> The exercise
In the entries, find all lines that hold the word "JSON" and copy them.

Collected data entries
==*==

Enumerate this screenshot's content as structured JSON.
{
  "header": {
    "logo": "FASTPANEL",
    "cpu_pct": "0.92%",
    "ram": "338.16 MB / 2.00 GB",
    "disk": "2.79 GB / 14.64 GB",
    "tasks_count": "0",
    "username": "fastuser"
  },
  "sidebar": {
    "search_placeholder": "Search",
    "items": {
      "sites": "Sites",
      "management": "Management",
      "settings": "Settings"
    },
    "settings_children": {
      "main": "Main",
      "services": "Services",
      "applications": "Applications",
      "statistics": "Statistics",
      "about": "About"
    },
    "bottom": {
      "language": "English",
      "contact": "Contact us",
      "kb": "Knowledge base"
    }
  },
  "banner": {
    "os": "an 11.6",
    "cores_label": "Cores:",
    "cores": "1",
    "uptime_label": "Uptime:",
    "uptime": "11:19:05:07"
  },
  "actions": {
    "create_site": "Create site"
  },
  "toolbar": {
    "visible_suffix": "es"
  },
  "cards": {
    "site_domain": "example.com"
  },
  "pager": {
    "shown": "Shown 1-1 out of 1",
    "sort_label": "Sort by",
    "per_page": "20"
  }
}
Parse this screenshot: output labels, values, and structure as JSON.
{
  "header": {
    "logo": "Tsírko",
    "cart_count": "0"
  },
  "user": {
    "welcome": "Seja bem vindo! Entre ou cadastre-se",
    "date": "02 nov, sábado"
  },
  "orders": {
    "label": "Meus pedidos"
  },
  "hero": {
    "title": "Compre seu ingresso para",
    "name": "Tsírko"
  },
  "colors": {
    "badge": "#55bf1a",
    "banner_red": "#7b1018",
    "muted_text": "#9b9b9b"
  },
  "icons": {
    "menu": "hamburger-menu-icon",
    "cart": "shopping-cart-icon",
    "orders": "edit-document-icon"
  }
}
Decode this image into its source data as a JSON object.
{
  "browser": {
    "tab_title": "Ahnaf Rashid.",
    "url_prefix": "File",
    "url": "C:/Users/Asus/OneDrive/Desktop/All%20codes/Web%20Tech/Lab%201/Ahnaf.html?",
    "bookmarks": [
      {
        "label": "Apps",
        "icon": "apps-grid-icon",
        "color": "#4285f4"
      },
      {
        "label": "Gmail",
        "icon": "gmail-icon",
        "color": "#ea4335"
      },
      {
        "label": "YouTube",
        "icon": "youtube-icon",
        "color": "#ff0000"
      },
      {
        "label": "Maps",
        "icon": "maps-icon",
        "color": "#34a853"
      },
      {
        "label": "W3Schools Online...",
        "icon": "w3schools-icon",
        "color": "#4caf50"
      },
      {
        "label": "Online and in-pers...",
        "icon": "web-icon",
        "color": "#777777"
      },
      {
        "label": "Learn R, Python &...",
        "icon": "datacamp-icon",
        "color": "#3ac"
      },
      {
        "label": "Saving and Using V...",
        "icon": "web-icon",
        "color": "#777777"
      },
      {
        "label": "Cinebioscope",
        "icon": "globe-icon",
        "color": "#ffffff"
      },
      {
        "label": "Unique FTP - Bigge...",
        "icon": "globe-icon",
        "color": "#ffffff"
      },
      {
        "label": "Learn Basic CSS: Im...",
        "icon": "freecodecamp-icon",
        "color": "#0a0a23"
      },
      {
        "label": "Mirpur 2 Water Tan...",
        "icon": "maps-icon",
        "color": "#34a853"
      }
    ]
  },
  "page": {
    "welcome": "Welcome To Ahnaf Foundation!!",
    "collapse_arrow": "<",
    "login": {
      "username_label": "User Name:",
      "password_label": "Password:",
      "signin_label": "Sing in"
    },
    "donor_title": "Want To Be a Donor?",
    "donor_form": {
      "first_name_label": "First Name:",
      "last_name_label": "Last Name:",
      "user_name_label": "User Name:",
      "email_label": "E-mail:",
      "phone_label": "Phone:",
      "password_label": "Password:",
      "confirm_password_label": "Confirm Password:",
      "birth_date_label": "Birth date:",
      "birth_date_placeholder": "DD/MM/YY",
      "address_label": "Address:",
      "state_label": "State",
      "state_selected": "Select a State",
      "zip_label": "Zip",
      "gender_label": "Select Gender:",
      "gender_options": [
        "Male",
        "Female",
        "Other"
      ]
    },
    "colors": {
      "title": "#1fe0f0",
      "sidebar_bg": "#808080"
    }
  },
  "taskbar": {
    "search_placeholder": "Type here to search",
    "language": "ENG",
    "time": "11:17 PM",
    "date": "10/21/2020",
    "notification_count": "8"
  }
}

==*==

> Solution for this exercise
Enumerate this screenshot's content as structured JSON.
Parse this screenshot: output labels, values, and structure as JSON.
Decode this image into its source data as a JSON object.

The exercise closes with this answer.